→ What needs to be done:
Rewrite the items from the start up to and including the line with "days-value: 7 xyxy=(25,414,34,430)", swapping "chevron" for "caret" and leaving everything else unchanged.
╭──
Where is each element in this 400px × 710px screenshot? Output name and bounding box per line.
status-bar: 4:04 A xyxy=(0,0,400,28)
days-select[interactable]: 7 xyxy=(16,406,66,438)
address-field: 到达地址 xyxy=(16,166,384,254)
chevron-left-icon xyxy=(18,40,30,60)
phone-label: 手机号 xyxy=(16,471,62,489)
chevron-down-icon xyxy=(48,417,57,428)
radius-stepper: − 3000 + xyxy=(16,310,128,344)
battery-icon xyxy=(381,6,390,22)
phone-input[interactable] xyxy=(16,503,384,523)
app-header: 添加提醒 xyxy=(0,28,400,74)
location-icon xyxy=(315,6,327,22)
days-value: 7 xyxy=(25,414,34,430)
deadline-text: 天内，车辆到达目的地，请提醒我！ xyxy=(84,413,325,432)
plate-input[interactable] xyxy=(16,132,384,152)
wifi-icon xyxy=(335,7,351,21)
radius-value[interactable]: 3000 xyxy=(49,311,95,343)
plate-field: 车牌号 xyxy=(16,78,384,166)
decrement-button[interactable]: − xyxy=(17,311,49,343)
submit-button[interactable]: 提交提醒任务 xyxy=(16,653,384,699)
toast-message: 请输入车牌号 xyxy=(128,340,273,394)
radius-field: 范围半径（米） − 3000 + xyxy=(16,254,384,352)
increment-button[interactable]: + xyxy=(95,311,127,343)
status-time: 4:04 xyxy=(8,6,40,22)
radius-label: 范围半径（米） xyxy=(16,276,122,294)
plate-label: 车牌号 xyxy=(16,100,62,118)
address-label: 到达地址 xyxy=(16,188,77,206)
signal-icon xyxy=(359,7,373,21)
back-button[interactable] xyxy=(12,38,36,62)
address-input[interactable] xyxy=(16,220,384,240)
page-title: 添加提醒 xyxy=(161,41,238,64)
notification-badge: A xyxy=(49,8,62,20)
╰──
→ Problem solution:
Where is each element in this 400px × 710px screenshot? Output name and bounding box per line.
status-bar: 4:04 A xyxy=(0,0,400,28)
days-select[interactable]: 7 xyxy=(16,406,66,438)
address-field: 到达地址 xyxy=(16,166,384,254)
caret-left-icon xyxy=(18,40,30,60)
phone-label: 手机号 xyxy=(16,471,62,489)
caret-down-icon xyxy=(48,417,57,428)
radius-stepper: − 3000 + xyxy=(16,310,128,344)
battery-icon xyxy=(381,6,390,22)
phone-input[interactable] xyxy=(16,503,384,523)
app-header: 添加提醒 xyxy=(0,28,400,74)
location-icon xyxy=(315,6,327,22)
days-value: 7 xyxy=(25,414,34,430)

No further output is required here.